What is required: Among the lines below, count those containing the word "MallApplication". Give the number only.

Records:
┌──

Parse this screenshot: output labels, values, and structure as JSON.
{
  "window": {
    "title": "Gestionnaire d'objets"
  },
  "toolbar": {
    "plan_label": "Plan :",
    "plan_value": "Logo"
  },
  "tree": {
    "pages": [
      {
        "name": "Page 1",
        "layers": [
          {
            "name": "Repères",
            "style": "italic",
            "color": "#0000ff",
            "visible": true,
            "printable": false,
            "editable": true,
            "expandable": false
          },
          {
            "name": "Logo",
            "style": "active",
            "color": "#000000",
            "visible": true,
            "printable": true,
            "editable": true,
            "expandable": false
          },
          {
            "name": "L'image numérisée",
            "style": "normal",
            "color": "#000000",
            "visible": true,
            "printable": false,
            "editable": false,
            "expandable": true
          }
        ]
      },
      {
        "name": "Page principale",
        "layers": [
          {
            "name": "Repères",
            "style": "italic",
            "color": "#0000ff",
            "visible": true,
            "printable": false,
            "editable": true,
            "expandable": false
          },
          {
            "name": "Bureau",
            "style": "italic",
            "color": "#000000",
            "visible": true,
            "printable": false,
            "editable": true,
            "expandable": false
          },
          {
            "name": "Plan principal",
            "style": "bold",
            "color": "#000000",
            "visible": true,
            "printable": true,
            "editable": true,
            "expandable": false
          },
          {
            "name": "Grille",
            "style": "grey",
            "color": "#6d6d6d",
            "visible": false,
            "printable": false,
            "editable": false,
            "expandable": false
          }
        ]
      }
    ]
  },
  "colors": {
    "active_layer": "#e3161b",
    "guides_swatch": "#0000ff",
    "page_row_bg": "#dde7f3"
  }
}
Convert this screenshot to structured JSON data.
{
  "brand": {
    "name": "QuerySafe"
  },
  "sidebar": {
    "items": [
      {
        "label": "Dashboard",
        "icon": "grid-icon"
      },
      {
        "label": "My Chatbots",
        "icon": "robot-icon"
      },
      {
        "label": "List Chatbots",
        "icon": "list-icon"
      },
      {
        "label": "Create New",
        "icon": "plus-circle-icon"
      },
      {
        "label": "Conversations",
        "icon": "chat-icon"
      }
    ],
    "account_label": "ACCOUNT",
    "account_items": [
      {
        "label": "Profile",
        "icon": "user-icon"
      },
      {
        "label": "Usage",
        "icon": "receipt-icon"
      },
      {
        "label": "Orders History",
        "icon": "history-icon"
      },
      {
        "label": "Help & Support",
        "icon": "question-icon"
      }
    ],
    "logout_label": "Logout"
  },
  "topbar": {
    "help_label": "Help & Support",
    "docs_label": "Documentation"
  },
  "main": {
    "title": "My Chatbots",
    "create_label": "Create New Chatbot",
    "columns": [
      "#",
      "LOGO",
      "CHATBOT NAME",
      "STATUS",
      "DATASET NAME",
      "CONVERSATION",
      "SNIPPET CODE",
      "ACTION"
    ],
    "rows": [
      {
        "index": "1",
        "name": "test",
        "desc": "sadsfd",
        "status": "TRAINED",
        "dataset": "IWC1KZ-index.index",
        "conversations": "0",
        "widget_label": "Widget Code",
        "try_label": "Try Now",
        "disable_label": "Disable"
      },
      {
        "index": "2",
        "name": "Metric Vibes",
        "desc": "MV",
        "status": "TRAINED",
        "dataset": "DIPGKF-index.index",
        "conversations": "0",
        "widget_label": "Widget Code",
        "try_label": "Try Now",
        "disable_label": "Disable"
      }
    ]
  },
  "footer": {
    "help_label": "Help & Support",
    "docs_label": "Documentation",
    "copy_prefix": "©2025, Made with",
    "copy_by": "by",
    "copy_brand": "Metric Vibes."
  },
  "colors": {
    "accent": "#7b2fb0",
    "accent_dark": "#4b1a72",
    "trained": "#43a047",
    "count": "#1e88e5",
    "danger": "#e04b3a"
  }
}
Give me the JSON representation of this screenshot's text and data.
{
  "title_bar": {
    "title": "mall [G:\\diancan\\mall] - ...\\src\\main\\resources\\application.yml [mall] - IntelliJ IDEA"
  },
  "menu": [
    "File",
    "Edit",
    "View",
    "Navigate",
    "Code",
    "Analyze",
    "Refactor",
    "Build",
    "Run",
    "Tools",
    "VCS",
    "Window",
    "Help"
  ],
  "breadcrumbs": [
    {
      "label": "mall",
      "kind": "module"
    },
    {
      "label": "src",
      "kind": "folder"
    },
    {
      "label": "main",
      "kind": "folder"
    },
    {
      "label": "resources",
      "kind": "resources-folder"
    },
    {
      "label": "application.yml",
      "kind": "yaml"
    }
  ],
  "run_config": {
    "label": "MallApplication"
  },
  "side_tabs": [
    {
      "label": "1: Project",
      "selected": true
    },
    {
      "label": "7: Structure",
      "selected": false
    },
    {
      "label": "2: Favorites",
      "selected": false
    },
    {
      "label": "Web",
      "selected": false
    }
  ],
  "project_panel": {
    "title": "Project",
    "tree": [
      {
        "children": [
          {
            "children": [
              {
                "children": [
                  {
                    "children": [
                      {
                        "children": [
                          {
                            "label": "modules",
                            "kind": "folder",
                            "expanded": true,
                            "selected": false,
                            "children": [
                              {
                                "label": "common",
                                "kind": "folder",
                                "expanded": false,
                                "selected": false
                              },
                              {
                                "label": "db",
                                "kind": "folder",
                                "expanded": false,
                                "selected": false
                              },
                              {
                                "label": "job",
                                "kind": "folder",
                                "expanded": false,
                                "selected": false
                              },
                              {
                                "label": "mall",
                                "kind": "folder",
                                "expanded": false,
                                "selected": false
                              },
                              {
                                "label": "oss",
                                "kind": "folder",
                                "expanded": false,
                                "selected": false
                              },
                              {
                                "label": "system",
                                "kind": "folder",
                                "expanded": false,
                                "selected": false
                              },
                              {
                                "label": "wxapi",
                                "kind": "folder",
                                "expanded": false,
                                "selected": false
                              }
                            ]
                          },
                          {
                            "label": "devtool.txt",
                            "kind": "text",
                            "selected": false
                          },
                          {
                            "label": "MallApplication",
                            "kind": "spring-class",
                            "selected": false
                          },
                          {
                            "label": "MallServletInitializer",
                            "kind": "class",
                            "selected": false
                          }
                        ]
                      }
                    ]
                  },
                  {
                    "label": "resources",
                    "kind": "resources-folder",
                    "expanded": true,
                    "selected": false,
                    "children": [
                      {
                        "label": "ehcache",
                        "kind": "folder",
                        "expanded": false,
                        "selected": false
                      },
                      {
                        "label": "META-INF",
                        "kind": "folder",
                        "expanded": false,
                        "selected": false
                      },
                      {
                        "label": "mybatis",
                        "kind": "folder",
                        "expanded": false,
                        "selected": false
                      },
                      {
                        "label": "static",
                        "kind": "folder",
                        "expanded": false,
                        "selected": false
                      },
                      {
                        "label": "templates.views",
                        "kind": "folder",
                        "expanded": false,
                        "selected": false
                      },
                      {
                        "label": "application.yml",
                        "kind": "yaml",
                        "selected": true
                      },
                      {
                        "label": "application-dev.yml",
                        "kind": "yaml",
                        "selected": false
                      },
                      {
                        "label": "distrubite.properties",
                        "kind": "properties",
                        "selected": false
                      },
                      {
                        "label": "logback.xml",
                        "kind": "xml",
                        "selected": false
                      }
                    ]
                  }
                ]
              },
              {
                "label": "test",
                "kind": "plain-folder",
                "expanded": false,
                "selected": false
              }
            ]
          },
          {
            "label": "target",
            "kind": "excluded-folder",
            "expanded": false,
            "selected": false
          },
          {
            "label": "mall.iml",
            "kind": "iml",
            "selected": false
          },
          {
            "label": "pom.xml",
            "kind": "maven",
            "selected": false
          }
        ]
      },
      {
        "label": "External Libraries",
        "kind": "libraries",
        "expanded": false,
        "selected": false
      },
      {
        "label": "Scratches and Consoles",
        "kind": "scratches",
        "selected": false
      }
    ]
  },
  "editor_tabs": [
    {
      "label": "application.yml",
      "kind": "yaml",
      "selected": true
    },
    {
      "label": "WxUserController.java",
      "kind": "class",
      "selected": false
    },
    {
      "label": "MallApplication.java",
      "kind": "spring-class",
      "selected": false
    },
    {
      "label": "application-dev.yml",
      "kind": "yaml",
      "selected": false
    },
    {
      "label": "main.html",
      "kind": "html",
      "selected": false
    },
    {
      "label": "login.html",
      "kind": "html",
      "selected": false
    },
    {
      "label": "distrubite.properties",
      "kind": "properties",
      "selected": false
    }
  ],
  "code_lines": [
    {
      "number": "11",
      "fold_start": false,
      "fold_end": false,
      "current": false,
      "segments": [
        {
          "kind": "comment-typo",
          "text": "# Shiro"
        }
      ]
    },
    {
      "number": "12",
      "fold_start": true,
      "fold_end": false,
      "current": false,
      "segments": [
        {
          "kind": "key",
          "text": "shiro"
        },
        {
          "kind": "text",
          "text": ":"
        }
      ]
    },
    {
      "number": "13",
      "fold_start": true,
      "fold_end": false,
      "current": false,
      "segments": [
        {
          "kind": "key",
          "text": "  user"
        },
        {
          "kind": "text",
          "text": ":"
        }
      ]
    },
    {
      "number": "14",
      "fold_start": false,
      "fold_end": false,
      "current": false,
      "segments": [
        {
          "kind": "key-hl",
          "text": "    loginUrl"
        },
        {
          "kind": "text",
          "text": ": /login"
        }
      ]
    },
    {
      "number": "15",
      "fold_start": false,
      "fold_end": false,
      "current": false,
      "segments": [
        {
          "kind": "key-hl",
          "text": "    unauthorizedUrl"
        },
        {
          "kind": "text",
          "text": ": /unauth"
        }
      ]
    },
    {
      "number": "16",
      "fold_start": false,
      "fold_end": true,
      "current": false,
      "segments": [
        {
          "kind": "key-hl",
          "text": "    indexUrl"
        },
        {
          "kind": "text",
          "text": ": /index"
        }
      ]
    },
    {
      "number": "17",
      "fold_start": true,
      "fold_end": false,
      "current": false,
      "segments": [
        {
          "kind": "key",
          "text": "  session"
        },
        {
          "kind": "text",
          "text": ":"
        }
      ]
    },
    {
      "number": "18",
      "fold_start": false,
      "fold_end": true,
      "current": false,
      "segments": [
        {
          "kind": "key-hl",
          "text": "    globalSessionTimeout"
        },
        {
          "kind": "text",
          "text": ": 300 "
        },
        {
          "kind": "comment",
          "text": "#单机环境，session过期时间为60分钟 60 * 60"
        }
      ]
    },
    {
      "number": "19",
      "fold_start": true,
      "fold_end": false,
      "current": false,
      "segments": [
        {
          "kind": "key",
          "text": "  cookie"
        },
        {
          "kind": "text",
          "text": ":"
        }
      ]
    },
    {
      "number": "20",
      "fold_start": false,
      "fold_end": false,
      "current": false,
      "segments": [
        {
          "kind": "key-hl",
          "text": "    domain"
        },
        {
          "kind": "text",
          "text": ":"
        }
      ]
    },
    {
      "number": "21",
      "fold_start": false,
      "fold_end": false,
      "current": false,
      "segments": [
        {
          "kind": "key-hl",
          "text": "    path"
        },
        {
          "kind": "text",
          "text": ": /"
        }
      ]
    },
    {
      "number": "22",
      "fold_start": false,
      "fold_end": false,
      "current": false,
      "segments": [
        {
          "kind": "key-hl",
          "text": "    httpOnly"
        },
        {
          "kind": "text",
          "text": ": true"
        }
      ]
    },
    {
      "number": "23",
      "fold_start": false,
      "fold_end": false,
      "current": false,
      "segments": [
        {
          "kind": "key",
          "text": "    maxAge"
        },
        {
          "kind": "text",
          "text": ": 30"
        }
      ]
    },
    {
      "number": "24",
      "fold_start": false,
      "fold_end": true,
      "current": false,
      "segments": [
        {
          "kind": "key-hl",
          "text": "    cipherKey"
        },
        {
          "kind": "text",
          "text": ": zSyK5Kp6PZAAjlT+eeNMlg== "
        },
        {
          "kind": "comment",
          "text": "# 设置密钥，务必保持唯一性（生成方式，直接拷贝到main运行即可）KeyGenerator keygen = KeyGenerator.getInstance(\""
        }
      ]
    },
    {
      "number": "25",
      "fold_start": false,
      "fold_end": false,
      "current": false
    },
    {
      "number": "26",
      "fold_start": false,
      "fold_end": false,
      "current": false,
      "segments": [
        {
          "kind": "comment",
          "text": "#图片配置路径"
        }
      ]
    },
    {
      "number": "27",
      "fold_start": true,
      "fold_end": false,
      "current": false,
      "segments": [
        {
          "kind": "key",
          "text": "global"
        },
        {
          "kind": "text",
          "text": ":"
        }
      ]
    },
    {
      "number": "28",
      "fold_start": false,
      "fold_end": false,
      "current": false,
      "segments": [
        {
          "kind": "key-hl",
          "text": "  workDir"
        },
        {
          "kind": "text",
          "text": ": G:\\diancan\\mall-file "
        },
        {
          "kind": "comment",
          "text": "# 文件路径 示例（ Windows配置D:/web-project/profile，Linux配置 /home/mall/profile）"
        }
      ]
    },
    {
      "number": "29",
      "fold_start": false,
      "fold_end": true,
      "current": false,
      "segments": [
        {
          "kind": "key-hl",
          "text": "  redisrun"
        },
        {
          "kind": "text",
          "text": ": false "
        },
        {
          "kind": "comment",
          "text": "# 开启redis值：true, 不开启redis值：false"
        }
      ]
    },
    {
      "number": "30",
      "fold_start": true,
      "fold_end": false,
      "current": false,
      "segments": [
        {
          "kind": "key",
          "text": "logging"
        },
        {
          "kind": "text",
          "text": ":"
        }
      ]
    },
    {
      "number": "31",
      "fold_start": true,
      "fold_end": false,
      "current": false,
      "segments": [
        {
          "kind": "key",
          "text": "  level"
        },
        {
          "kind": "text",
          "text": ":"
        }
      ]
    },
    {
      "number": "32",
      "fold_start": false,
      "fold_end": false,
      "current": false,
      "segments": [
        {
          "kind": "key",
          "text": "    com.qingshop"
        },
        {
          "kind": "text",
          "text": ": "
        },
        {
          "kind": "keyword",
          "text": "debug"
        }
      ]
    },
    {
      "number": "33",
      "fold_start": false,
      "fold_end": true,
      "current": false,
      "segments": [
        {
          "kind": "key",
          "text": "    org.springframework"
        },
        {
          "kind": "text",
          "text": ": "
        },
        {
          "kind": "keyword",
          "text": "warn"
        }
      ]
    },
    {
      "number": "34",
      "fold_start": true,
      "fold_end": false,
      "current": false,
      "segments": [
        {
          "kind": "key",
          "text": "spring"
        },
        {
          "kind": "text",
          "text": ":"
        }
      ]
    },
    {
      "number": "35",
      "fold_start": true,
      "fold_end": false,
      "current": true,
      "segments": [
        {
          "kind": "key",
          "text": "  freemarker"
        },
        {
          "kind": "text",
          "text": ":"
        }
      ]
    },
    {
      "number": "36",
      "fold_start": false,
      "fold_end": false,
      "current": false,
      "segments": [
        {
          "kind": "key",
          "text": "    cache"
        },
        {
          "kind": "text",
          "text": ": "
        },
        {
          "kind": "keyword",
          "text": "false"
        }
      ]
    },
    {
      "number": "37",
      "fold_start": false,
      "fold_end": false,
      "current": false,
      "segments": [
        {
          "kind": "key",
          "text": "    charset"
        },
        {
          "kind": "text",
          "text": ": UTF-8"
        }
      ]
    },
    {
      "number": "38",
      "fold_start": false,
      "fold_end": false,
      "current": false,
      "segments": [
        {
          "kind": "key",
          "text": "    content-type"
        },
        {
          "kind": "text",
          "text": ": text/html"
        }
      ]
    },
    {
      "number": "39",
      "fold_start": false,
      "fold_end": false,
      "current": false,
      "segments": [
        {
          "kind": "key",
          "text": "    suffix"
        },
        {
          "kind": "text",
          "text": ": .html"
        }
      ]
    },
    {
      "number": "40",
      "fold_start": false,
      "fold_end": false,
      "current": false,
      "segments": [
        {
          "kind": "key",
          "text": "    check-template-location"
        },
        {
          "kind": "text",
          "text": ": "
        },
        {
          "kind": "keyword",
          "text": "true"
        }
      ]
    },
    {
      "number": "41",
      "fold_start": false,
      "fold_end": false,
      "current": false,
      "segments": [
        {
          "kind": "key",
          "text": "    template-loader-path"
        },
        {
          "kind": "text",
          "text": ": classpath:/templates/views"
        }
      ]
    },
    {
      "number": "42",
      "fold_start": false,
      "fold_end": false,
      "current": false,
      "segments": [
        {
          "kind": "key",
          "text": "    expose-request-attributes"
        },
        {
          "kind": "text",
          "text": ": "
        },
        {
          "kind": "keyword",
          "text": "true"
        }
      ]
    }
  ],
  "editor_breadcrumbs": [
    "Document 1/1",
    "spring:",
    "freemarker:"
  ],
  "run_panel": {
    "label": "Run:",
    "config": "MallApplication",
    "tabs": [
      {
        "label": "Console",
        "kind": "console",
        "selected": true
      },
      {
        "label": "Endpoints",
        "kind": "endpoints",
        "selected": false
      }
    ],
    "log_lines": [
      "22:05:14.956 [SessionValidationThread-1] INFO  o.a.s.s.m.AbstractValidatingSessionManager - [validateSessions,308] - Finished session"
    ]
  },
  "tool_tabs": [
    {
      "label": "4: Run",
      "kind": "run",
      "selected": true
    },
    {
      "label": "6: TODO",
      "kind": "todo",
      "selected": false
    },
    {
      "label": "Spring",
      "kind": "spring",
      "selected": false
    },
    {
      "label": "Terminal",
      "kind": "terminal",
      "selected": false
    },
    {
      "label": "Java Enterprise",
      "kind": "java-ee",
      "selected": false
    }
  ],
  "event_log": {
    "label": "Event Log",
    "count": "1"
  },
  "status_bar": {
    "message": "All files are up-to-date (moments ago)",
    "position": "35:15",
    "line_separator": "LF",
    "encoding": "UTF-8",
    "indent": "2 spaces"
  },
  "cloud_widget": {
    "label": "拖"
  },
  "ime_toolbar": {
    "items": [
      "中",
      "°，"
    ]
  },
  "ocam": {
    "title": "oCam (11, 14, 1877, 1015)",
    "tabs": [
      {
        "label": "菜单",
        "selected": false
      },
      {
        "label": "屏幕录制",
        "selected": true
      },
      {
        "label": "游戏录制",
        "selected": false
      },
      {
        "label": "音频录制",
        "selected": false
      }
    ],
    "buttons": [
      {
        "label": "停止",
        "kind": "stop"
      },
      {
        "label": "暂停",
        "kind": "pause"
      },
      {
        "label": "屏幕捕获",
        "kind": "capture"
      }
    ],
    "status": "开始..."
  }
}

└──
┌──

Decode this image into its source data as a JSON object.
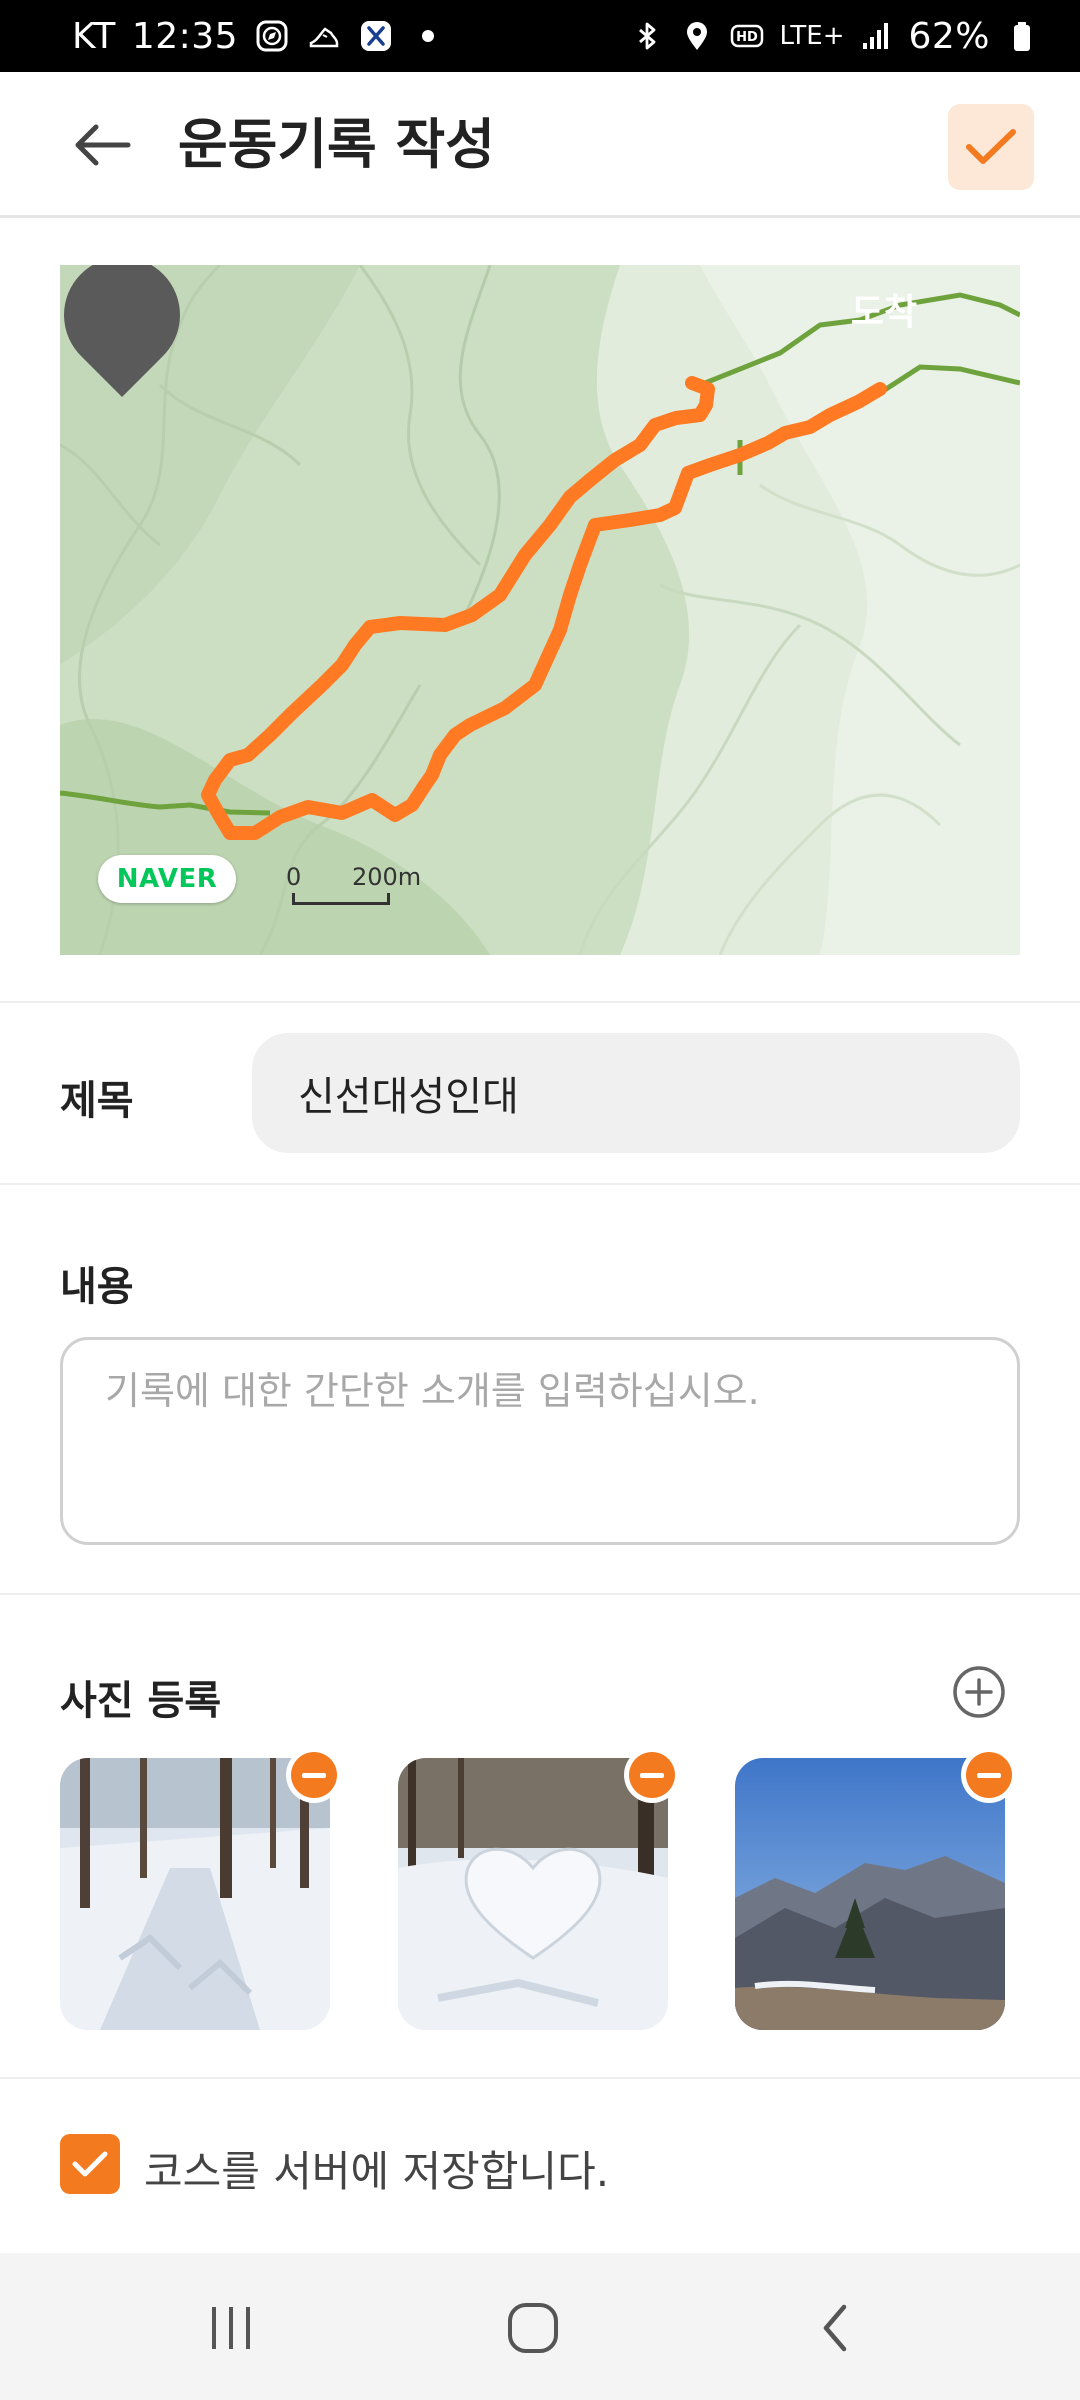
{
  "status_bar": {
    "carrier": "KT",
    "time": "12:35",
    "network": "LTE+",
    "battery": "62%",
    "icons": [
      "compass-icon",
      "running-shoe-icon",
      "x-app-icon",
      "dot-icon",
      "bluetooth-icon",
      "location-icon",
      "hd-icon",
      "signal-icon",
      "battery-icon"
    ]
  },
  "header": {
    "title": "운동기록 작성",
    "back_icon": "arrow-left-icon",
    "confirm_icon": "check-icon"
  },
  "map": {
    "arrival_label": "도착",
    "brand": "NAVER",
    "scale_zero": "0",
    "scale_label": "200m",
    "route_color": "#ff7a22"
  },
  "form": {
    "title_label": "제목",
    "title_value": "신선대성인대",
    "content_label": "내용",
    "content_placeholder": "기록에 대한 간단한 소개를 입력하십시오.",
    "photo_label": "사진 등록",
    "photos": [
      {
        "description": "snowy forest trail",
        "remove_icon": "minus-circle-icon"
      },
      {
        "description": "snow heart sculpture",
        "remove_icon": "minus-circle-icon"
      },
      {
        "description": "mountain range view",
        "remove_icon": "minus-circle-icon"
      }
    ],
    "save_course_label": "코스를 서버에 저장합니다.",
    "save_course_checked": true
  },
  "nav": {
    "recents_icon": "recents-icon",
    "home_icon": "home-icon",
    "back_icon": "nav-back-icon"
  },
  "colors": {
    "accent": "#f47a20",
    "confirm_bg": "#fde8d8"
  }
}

└──

Written response: 4